** BEGIN Provided information **

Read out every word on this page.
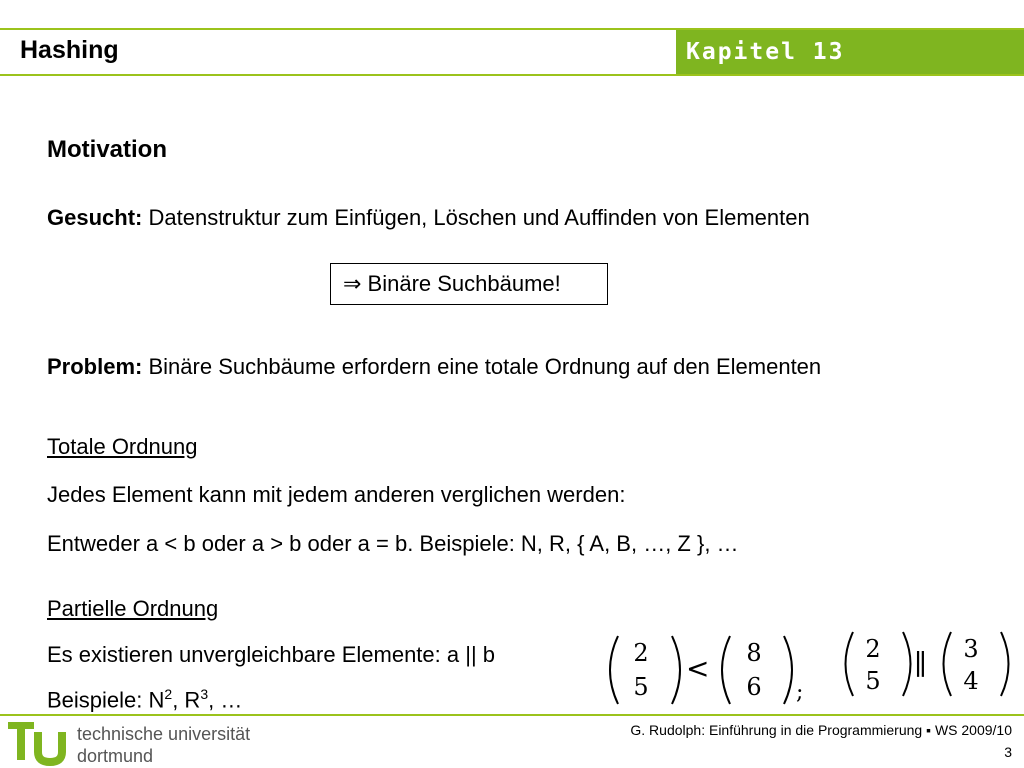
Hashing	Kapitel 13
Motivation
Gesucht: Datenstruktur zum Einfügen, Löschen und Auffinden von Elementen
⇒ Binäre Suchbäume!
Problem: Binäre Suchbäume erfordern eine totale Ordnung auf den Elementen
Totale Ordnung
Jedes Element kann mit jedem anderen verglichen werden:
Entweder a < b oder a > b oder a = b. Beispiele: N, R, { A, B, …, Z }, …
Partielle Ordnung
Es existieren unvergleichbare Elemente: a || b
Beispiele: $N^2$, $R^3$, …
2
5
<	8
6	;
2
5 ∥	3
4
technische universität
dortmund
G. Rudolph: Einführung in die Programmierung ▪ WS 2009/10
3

** END Provided information **

Instruction: Set down the records in full and exactly. Do not carry over any image.

Result of this exercise:
Read out every word on this page.
Hashing	Kapitel 13
Motivation
Gesucht: Datenstruktur zum Einfügen, Löschen und Auffinden von Elementen
⇒ Binäre Suchbäume!
Problem: Binäre Suchbäume erfordern eine totale Ordnung auf den Elementen
Totale Ordnung
Jedes Element kann mit jedem anderen verglichen werden:
Entweder a < b oder a > b oder a = b. Beispiele: N, R, { A, B, …, Z }, …
Partielle Ordnung
Es existieren unvergleichbare Elemente: a || b
Beispiele: $N^2$, $R^3$, …
2
5
<	8
6	;
2
5 ∥	3
4
technische universität
dortmund
G. Rudolph: Einführung in die Programmierung ▪ WS 2009/10
3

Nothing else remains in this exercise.